INSTRUCTIONS FOR THE TASK: Which lines hold the string "laptop"? Copy every one of them.

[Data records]
-- START --
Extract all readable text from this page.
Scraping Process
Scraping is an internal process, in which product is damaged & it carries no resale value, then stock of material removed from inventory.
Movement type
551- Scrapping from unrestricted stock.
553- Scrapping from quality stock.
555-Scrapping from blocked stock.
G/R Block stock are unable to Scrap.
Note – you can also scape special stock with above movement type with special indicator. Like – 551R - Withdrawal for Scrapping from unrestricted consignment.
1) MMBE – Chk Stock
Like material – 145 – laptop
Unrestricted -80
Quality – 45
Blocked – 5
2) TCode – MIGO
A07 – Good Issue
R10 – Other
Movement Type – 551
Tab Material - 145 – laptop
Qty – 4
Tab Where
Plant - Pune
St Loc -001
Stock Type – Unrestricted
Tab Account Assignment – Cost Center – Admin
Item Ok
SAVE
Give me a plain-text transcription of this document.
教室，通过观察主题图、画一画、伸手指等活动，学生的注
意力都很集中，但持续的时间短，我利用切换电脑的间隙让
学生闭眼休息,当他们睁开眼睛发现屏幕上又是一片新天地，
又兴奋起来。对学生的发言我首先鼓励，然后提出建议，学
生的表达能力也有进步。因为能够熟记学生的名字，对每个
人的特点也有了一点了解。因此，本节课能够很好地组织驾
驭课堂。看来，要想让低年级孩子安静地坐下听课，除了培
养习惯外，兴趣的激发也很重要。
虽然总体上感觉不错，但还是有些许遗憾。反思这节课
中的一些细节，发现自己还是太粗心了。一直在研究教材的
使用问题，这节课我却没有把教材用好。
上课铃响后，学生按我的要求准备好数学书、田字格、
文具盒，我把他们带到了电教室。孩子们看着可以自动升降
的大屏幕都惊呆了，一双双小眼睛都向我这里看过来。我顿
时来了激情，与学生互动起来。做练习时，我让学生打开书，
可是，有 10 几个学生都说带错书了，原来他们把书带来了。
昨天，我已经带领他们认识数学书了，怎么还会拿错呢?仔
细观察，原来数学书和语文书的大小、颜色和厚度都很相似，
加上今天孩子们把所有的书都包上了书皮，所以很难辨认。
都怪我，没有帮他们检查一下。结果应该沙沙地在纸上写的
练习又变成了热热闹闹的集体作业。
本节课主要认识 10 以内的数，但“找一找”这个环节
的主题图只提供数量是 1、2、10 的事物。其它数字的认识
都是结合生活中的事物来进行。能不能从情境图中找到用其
-- END --
FINAL RESULT:
Like material – 145 – laptop
Tab Material - 145 – laptop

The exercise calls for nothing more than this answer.